* **Work to do**: Copy every line from the material below that holds "trap".

* **Extracted information**:
+---+

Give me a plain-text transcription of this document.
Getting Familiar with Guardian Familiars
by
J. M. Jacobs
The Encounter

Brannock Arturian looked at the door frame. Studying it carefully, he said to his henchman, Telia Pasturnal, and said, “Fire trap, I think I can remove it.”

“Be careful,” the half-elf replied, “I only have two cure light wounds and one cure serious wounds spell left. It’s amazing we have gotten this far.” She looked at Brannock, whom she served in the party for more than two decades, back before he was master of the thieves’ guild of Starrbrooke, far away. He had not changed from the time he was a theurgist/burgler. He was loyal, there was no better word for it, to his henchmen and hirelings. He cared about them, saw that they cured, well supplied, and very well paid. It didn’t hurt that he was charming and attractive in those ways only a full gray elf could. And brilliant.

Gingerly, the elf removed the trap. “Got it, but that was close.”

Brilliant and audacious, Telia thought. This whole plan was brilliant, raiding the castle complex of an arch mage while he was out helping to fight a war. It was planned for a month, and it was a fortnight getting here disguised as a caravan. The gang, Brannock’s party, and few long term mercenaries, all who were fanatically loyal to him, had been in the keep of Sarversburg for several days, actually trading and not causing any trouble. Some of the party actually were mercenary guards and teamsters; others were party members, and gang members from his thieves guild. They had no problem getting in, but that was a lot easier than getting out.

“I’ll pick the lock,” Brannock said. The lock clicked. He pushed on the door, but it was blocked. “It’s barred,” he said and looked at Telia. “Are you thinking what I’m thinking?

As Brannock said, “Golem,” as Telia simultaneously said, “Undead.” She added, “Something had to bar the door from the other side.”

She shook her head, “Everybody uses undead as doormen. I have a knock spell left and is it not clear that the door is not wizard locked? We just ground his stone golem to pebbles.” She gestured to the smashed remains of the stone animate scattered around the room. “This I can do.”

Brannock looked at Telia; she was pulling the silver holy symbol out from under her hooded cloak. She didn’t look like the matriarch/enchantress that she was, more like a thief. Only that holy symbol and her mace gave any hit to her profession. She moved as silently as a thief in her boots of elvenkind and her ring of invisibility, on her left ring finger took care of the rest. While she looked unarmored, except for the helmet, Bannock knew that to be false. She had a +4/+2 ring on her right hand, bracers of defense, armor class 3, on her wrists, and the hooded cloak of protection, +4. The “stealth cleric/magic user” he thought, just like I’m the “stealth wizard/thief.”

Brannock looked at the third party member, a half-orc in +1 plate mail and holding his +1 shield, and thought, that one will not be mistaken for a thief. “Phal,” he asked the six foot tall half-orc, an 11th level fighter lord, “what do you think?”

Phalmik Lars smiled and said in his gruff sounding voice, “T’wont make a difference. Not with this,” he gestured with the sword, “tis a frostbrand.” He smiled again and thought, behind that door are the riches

+---+

* **Response**:
Brannock Arturian looked at the door frame. Studying it carefully, he said to his henchman, Telia Pasturnal, and said, “Fire trap, I think I can remove it.”
Gingerly, the elf removed the trap. “Got it, but that was close.”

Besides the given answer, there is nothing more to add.